**WHAT TO WORK ON**.
1. Rename "dumb_func" to "shift_pair" in the stretch of the pandas thread from "I have a function" through "test=dumb_df['numbers'].apply(dumb_func)", and write out that stretch with the change.
2. Put this sentence from the pandas thread into Spanish: "The result is that test is a pandas series containing tuples."

**SOURCE TEXT**.
::::
0

I have a function returning a tuple of values, as an example:

def dumb_func(number):
    return number+1,number-1

I'd like to apply it to a pandas DataFrame

df=pd.DataFrame({'numbers':[1,2,3,4,5,6,7]})
test=dumb_df['numbers'].apply(dumb_func)

The result is that test is a pandas series containing tuples. Is there a way to use the variable test or to remplace it to assign the results of the function to two distinct columns 'number_plus_one' and 'number_minus_one' of the original DataFrame?

Stefano
  • 127
  • 2
  • 12
  • 1
    [Previous solutions](https://stackoverflow.com/questions/16236684/apply-pandas-function-to-column-to-create-multiple-new-columns/47097625#47097625) apparently slower to do multiple columns (Ted Petrou answer). – DarrylG May 24 '20 at 17:52

2 Answers2

1
df[['number_plus_one', 'number_minus_one']] = pd.DataFrame(zip(*df['numbers'].apply(dumb_func))).transpose()
::::
(Element position data)
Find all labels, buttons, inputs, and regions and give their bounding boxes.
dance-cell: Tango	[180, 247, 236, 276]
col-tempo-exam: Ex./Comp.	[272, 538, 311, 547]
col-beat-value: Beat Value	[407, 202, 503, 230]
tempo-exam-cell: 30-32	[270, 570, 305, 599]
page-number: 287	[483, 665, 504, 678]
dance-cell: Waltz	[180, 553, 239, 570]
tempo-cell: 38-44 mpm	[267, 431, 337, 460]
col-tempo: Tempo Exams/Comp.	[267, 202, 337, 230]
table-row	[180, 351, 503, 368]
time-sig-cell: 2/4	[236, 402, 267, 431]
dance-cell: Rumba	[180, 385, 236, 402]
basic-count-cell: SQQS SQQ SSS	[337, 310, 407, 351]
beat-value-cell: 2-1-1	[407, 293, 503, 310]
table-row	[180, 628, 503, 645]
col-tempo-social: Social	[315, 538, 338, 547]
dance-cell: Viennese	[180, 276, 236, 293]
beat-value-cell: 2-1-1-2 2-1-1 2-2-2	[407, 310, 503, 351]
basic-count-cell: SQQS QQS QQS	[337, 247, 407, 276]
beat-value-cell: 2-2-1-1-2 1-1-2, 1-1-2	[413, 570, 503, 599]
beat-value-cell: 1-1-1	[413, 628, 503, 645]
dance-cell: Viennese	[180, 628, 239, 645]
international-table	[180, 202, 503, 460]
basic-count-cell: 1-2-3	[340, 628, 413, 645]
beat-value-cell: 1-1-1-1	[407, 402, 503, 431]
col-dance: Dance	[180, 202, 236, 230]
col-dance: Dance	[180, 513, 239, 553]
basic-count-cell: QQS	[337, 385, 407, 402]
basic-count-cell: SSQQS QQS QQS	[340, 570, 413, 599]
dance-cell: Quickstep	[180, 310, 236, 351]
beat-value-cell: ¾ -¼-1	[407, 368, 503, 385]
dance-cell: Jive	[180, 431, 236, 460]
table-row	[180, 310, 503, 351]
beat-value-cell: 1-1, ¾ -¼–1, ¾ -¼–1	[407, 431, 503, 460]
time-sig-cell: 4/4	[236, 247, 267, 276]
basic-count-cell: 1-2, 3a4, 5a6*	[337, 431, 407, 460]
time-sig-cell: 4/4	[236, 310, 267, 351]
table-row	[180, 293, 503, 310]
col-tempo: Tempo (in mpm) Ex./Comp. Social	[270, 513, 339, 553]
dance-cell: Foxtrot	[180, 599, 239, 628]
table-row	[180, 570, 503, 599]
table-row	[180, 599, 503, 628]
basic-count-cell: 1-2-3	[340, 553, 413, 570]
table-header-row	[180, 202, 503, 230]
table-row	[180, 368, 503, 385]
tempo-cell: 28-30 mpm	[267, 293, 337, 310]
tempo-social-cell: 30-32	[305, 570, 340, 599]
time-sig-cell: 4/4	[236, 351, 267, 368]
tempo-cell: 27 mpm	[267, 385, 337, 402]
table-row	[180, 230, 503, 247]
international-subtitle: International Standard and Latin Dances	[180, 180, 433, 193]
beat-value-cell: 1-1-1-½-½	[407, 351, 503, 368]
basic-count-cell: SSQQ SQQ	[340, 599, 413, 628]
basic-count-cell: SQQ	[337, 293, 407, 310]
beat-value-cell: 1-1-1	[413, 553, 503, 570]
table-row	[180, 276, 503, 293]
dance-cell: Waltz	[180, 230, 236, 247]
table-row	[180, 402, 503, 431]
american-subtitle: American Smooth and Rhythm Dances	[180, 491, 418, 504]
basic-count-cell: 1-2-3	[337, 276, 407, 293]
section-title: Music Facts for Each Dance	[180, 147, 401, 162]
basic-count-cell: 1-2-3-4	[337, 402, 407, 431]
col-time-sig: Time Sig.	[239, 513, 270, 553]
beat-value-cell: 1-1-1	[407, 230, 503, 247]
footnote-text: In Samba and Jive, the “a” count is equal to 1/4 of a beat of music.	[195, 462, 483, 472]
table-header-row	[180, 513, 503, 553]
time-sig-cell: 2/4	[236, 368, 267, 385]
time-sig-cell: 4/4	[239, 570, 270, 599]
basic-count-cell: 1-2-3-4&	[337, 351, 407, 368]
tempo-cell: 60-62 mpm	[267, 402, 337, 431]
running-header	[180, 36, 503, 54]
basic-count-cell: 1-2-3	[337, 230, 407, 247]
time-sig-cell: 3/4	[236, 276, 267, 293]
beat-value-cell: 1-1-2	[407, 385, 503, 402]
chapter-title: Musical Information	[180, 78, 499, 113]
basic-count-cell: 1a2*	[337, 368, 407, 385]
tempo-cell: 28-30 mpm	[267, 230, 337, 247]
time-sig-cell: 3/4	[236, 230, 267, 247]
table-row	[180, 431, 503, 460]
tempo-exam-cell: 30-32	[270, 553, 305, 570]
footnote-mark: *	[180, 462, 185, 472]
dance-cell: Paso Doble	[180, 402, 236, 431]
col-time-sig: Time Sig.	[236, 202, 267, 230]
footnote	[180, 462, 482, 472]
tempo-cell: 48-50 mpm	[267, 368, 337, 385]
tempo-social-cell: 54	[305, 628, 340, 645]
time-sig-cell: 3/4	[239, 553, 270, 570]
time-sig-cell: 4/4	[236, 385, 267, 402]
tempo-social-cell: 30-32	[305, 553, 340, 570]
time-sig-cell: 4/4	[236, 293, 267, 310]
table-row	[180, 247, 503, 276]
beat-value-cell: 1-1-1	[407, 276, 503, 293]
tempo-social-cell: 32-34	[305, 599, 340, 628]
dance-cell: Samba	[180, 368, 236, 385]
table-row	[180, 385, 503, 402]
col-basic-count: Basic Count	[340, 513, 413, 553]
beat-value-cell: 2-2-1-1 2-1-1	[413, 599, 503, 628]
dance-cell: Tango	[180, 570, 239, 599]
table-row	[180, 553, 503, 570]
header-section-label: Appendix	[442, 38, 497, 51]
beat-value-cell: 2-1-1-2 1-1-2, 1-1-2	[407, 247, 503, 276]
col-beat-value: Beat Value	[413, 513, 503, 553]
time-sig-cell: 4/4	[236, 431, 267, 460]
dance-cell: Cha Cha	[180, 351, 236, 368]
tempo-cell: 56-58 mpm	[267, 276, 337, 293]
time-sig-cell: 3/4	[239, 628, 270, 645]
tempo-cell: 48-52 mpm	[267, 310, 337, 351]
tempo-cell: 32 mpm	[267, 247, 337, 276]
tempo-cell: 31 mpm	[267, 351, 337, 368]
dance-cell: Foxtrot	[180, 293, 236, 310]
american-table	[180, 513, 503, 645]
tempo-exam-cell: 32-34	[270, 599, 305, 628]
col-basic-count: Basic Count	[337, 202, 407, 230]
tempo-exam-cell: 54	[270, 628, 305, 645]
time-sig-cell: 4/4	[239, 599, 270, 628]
::::
**CORRECT ANSWERS**.
1.
I have a function returning a tuple of values, as an example:

def shift_pair(number):
    return number+1,number-1

I'd like to apply it to a pandas DataFrame

df=pd.DataFrame({'numbers':[1,2,3,4,5,6,7]})
test=dumb_df['numbers'].apply(shift_pair)

2. El resultado es que test es una serie de pandas que contiene tuplas.